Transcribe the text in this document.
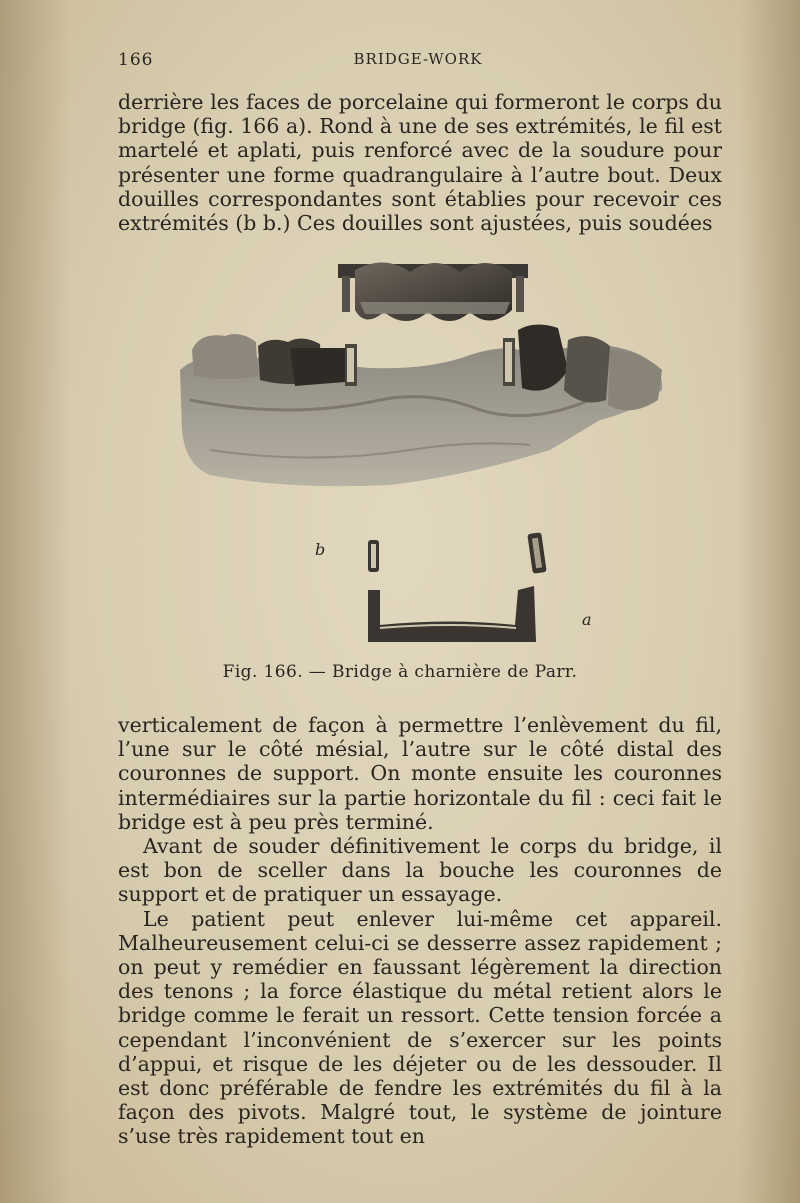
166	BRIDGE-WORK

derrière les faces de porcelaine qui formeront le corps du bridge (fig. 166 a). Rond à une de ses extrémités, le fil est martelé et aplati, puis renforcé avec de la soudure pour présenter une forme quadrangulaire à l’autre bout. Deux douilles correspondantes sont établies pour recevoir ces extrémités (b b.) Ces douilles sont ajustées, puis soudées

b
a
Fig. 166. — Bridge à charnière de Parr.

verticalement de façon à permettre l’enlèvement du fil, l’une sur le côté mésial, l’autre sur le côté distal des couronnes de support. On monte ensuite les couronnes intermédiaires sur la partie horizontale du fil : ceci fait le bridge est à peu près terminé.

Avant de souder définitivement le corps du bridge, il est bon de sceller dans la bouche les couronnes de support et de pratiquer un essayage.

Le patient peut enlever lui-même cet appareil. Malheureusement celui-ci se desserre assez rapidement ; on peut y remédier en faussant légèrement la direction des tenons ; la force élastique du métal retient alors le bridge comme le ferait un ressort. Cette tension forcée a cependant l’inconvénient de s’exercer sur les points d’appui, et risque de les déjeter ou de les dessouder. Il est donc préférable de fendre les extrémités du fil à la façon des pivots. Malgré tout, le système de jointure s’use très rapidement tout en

•••

▶ [Given task]:
Without the pictures, write out all of the material exactly.

▶ [Written solution]:
Transcribe the text in this document.
166	BRIDGE-WORK

derrière les faces de porcelaine qui formeront le corps du bridge (fig. 166 a). Rond à une de ses extrémités, le fil est martelé et aplati, puis renforcé avec de la soudure pour présenter une forme quadrangulaire à l’autre bout. Deux douilles correspondantes sont établies pour recevoir ces extrémités (b b.) Ces douilles sont ajustées, puis soudées

b
a
Fig. 166. — Bridge à charnière de Parr.

verticalement de façon à permettre l’enlèvement du fil, l’une sur le côté mésial, l’autre sur le côté distal des couronnes de support. On monte ensuite les couronnes intermédiaires sur la partie horizontale du fil : ceci fait le bridge est à peu près terminé.

Avant de souder définitivement le corps du bridge, il est bon de sceller dans la bouche les couronnes de support et de pratiquer un essayage.

Le patient peut enlever lui-même cet appareil. Malheureusement celui-ci se desserre assez rapidement ; on peut y remédier en faussant légèrement la direction des tenons ; la force élastique du métal retient alors le bridge comme le ferait un ressort. Cette tension forcée a cependant l’inconvénient de s’exercer sur les points d’appui, et risque de les déjeter ou de les dessouder. Il est donc préférable de fendre les extrémités du fil à la façon des pivots. Malgré tout, le système de jointure s’use très rapidement tout en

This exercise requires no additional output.